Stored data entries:
____

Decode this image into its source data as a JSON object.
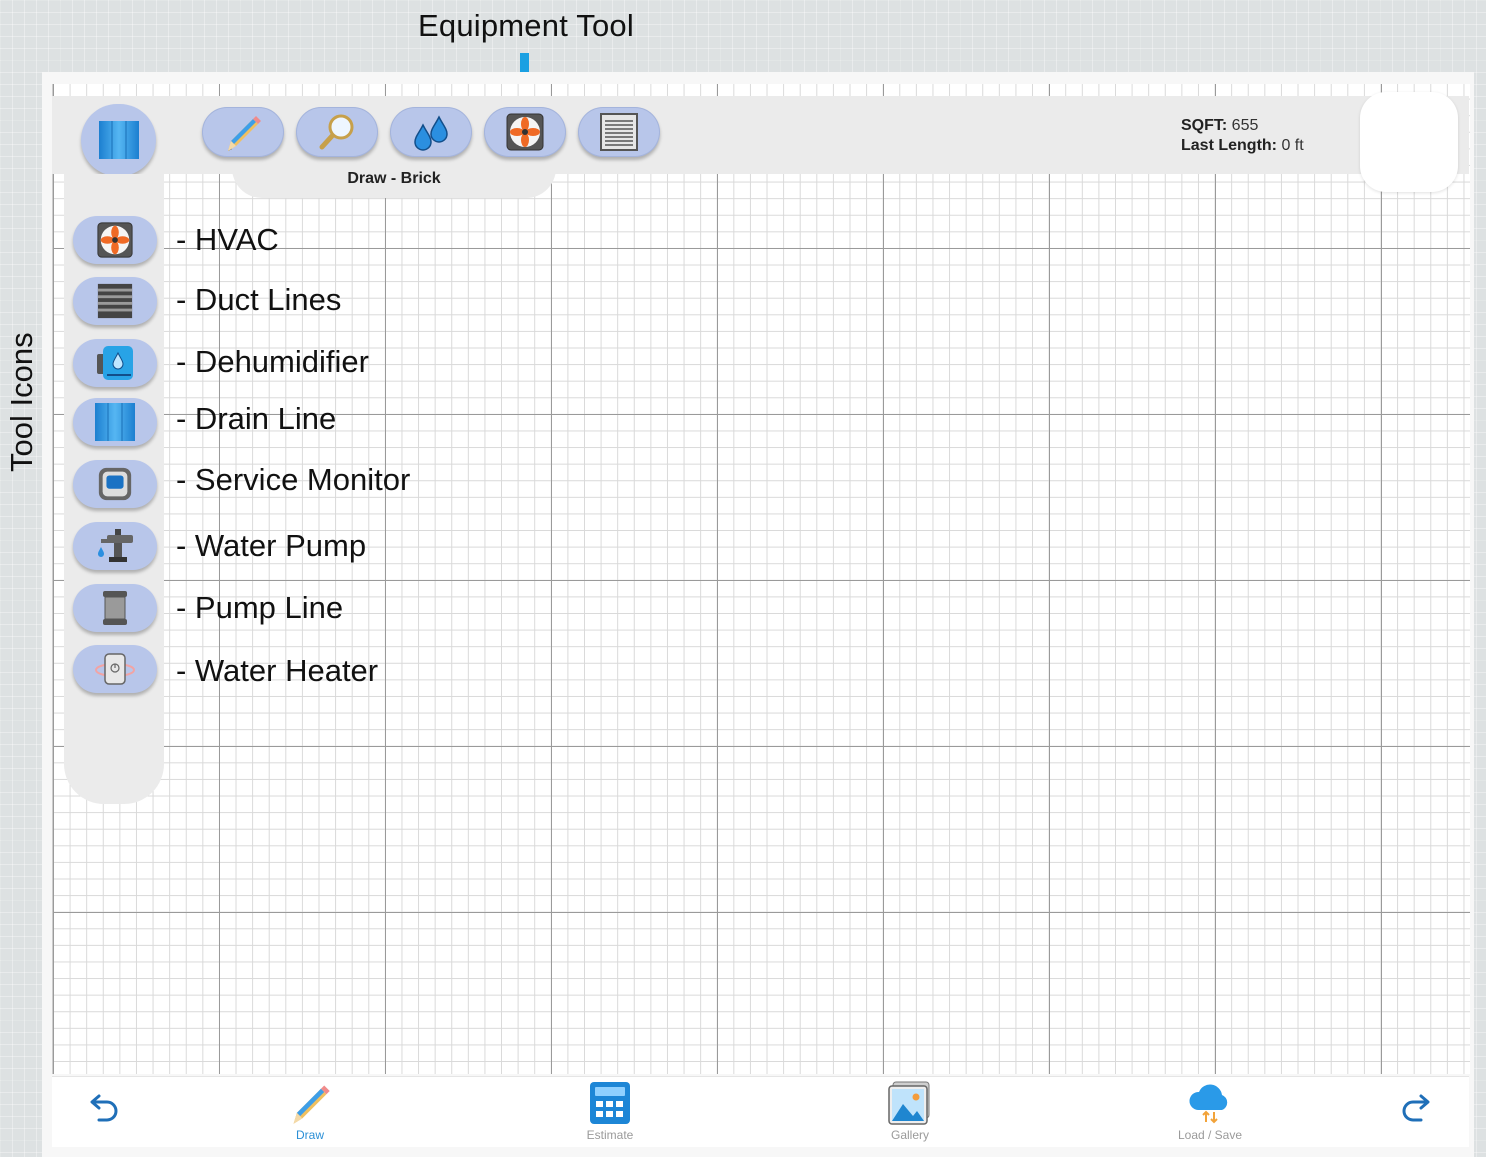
{
  "callouts": {
    "equipment_tool": "Equipment Tool",
    "tool_icons": "Tool Icons"
  },
  "toolbar": {
    "buttons": [
      {
        "name": "pencil-icon"
      },
      {
        "name": "magnifier-icon"
      },
      {
        "name": "water-drops-icon"
      },
      {
        "name": "hvac-fan-icon"
      },
      {
        "name": "duct-vent-icon"
      }
    ],
    "mode_label": "Draw - Brick"
  },
  "stats": {
    "sqft_label": "SQFT:",
    "sqft_value": "655",
    "last_length_label": "Last Length:",
    "last_length_value": "0 ft"
  },
  "side_tools": [
    {
      "icon": "hvac-fan-icon",
      "label": "- HVAC"
    },
    {
      "icon": "duct-lines-icon",
      "label": "- Duct Lines"
    },
    {
      "icon": "dehumidifier-icon",
      "label": "- Dehumidifier"
    },
    {
      "icon": "drain-line-icon",
      "label": "- Drain Line"
    },
    {
      "icon": "service-monitor-icon",
      "label": "- Service Monitor"
    },
    {
      "icon": "water-pump-icon",
      "label": "- Water Pump"
    },
    {
      "icon": "pump-line-icon",
      "label": "- Pump Line"
    },
    {
      "icon": "water-heater-icon",
      "label": "- Water Heater"
    }
  ],
  "bottom_nav": {
    "draw": "Draw",
    "estimate": "Estimate",
    "gallery": "Gallery",
    "load_save": "Load / Save"
  },
  "colors": {
    "accent": "#1ba0e2",
    "button_fill": "#b8c6ea",
    "active_nav": "#2b8fd6"
  }
}
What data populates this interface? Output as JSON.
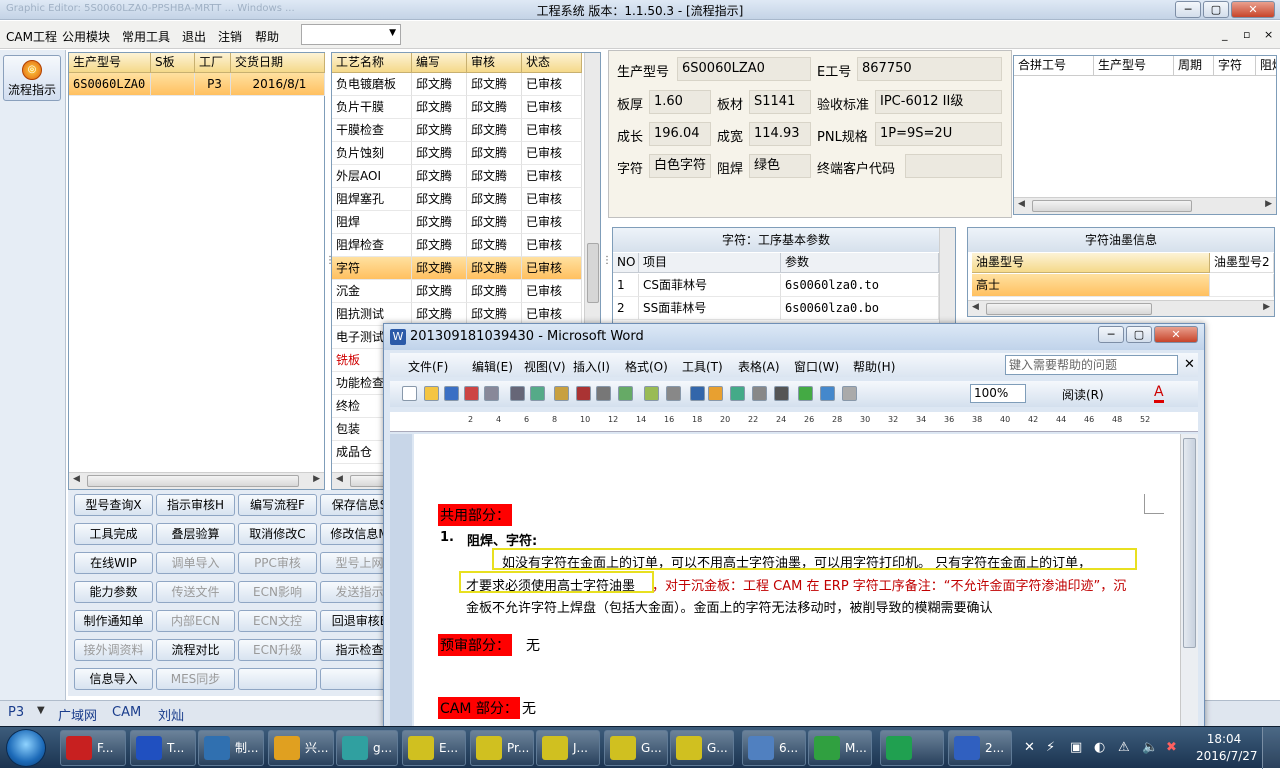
{
  "app": {
    "title": "工程系统  版本：1.1.50.3 - [流程指示]",
    "ghost_title": "Graphic Editor: 5S0060LZA0-PPSHBA-MRTT ... Windows ...",
    "min": "─",
    "max": "▢",
    "close": "✕"
  },
  "menu": {
    "items": [
      "CAM工程",
      "公用模块",
      "常用工具",
      "退出",
      "注销",
      "帮助"
    ],
    "select_value": "",
    "mdi_min": "_",
    "mdi_restore": "▫",
    "mdi_close": "×"
  },
  "left_tool": {
    "flow_label": "流程指示",
    "flow_icon_text": "◎"
  },
  "orders": {
    "headers": [
      "生产型号",
      "S板",
      "工厂",
      "交货日期"
    ],
    "rows": [
      [
        "6S0060LZA0",
        "",
        "P3",
        "2016/8/1"
      ]
    ]
  },
  "process": {
    "headers": [
      "工艺名称",
      "编写",
      "审核",
      "状态"
    ],
    "rows": [
      [
        "负电镀磨板",
        "邱文腾",
        "邱文腾",
        "已审核"
      ],
      [
        "负片干膜",
        "邱文腾",
        "邱文腾",
        "已审核"
      ],
      [
        "干膜检查",
        "邱文腾",
        "邱文腾",
        "已审核"
      ],
      [
        "负片蚀刻",
        "邱文腾",
        "邱文腾",
        "已审核"
      ],
      [
        "外层AOI",
        "邱文腾",
        "邱文腾",
        "已审核"
      ],
      [
        "阻焊塞孔",
        "邱文腾",
        "邱文腾",
        "已审核"
      ],
      [
        "阻焊",
        "邱文腾",
        "邱文腾",
        "已审核"
      ],
      [
        "阻焊检查",
        "邱文腾",
        "邱文腾",
        "已审核"
      ],
      [
        "字符",
        "邱文腾",
        "邱文腾",
        "已审核"
      ],
      [
        "沉金",
        "邱文腾",
        "邱文腾",
        "已审核"
      ],
      [
        "阻抗测试",
        "邱文腾",
        "邱文腾",
        "已审核"
      ],
      [
        "电子测试",
        "",
        "",
        ""
      ],
      [
        "铣板",
        "",
        "",
        ""
      ],
      [
        "功能检查",
        "",
        "",
        ""
      ],
      [
        "终检",
        "",
        "",
        ""
      ],
      [
        "包装",
        "",
        "",
        ""
      ],
      [
        "成品仓",
        "",
        "",
        ""
      ]
    ],
    "selected_index": 8
  },
  "buttons": [
    [
      "型号查询X",
      "指示审核H",
      "编写流程F",
      "保存信息S"
    ],
    [
      "工具完成",
      "叠层验算",
      "取消修改C",
      "修改信息M"
    ],
    [
      "在线WIP",
      "调单导入",
      "PPC审核",
      "型号上网"
    ],
    [
      "能力参数",
      "传送文件",
      "ECN影响",
      "发送指示"
    ],
    [
      "制作通知单",
      "内部ECN",
      "ECN文控",
      "回退审核E"
    ],
    [
      "接外调资料",
      "流程对比",
      "ECN升级",
      "指示检查"
    ],
    [
      "信息导入",
      "MES同步",
      "",
      ""
    ]
  ],
  "info": {
    "model_label": "生产型号",
    "model_value": "6S0060LZA0",
    "e_label": "E工号",
    "e_value": "867750",
    "thick_label": "板厚",
    "thick_value": "1.60",
    "material_label": "板材",
    "material_value": "S1141",
    "std_label": "验收标准",
    "std_value": "IPC-6012 II级",
    "len_label": "成长",
    "len_value": "196.04",
    "wid_label": "成宽",
    "wid_value": "114.93",
    "pnl_label": "PNL规格",
    "pnl_value": "1P=9S=2U",
    "char_label": "字符",
    "char_value": "白色字符",
    "mask_label": "阻焊",
    "mask_value": "绿色",
    "cust_label": "终端客户代码",
    "cust_value": ""
  },
  "merge": {
    "headers": [
      "合拼工号",
      "生产型号",
      "周期",
      "字符",
      "阻焊"
    ]
  },
  "params": {
    "title": "字符：工序基本参数",
    "headers": [
      "NO",
      "项目",
      "参数"
    ],
    "rows": [
      [
        "1",
        "CS面菲林号",
        "6s0060lza0.to"
      ],
      [
        "2",
        "SS面菲林号",
        "6s0060lza0.bo"
      ]
    ]
  },
  "ink": {
    "title": "字符油墨信息",
    "headers": [
      "油墨型号",
      "油墨型号2"
    ],
    "rows": [
      [
        "高士",
        ""
      ]
    ]
  },
  "status": {
    "items": [
      "P3",
      "广域网",
      "CAM",
      "刘灿"
    ],
    "arrow": "▼"
  },
  "taskbar": {
    "items": [
      "F...",
      "T...",
      "制...",
      "兴...",
      "g...",
      "E...",
      "Pr...",
      "J...",
      "G...",
      "G...",
      "6...",
      "M...",
      "",
      "2..."
    ],
    "time": "18:04",
    "date": "2016/7/27"
  },
  "word": {
    "title": "201309181039430 - Microsoft Word",
    "menu": [
      "文件(F)",
      "编辑(E)",
      "视图(V)",
      "插入(I)",
      "格式(O)",
      "工具(T)",
      "表格(A)",
      "窗口(W)",
      "帮助(H)"
    ],
    "help_placeholder": "键入需要帮助的问题",
    "zoom": "100%",
    "read_label": "阅读(R)",
    "ruler": [
      "2",
      "4",
      "6",
      "8",
      "10",
      "12",
      "14",
      "16",
      "18",
      "20",
      "22",
      "24",
      "26",
      "28",
      "30",
      "32",
      "34",
      "36",
      "38",
      "40",
      "42",
      "44",
      "46",
      "48",
      "52"
    ],
    "doc": {
      "h1": "共用部分：",
      "item_num": "1.",
      "item_title": "阻焊、字符:",
      "p1": "如没有字符在金面上的订单，可以不用高士字符油墨，可以用字符打印机。   只有字符在金面上的订单，",
      "p2a": "才要求必须使用高士字符油墨",
      "p2b": "，对于沉金板：工程 CAM 在 ERP 字符工序备注：“不允许金面字符渗油印迹”，沉",
      "p3": "金板不允许字符上焊盘（包括大金面）。金面上的字符无法移动时，被削导致的模糊需要确认",
      "h2": "预审部分：",
      "h2v": "无",
      "h3": "CAM 部分：",
      "h3v": "无"
    }
  }
}
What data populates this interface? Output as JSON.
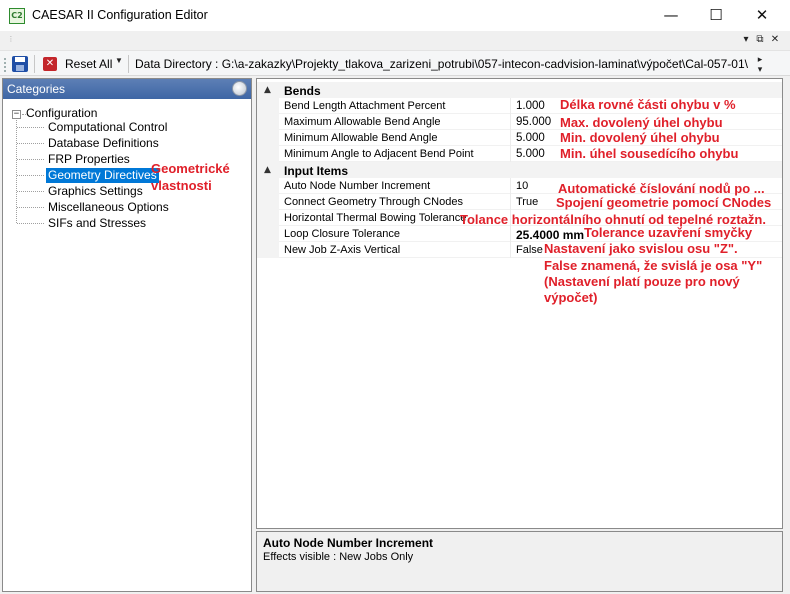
{
  "window": {
    "title": "CAESAR II Configuration Editor",
    "icon_text": "C2",
    "minimize_glyph": "—",
    "maximize_glyph": "☐",
    "close_glyph": "✕"
  },
  "mdi": {
    "pin_glyph": "▾",
    "restore_glyph": "⧉",
    "close_glyph": "✕"
  },
  "toolbar": {
    "reset_label": "Reset All",
    "data_directory": "Data Directory : G:\\a-zakazky\\Projekty_tlakova_zarizeni_potrubi\\057-intecon-cadvision-laminat\\výpočet\\Cal-057-01\\",
    "icons": {
      "save": "save-icon",
      "reset": "reset-icon"
    }
  },
  "categories": {
    "header": "Categories",
    "root": "Configuration",
    "items": [
      {
        "label": "Computational Control",
        "selected": false
      },
      {
        "label": "Database Definitions",
        "selected": false
      },
      {
        "label": "FRP Properties",
        "selected": false
      },
      {
        "label": "Geometry Directives",
        "selected": true
      },
      {
        "label": "Graphics Settings",
        "selected": false
      },
      {
        "label": "Miscellaneous Options",
        "selected": false
      },
      {
        "label": "SIFs and Stresses",
        "selected": false
      }
    ],
    "annotation_line1": "Geometrické",
    "annotation_line2": "vlastnosti"
  },
  "properties": {
    "sections": [
      {
        "title": "Bends",
        "rows": [
          {
            "name": "Bend Length Attachment Percent",
            "value": "1.000",
            "note": "Délka rovné části ohybu v %"
          },
          {
            "name": "Maximum Allowable Bend Angle",
            "value": "95.000",
            "note": "Max. dovolený úhel ohybu"
          },
          {
            "name": "Minimum Allowable Bend Angle",
            "value": "5.000",
            "note": "Min. dovolený úhel ohybu"
          },
          {
            "name": "Minimum Angle to Adjacent Bend Point",
            "value": "5.000",
            "note": "Min. úhel sousedícího ohybu"
          }
        ]
      },
      {
        "title": "Input Items",
        "rows": [
          {
            "name": "Auto Node Number Increment",
            "value": "10",
            "note": "Automatické číslování nodů po ..."
          },
          {
            "name": "Connect Geometry Through CNodes",
            "value": "True",
            "note": "Spojení geometrie pomocí CNodes"
          },
          {
            "name": "Horizontal Thermal Bowing Tolerance",
            "value": "",
            "note": "Tolance horizontálního ohnutí od tepelné roztažn."
          },
          {
            "name": "Loop Closure Tolerance",
            "value": "25.4000 mm",
            "note": "Tolerance uzavření smyčky"
          },
          {
            "name": "New Job Z-Axis Vertical",
            "value": "False",
            "note": "Nastavení jako svislou osu \"Z\"."
          }
        ]
      }
    ],
    "extra_notes": [
      "False znamená, že svislá je osa \"Y\"",
      "(Nastavení platí pouze pro nový",
      "výpočet)"
    ]
  },
  "description": {
    "title": "Auto Node Number Increment",
    "text": "Effects visible : New Jobs Only"
  }
}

____

> **Work required**: Find all lines where the word "Tolerance" appears. Copy them.

> **Exercise answer**:
            "name": "Horizontal Thermal Bowing Tolerance",
            "name": "Loop Closure Tolerance",
            "note": "Tolerance uzavření smyčky"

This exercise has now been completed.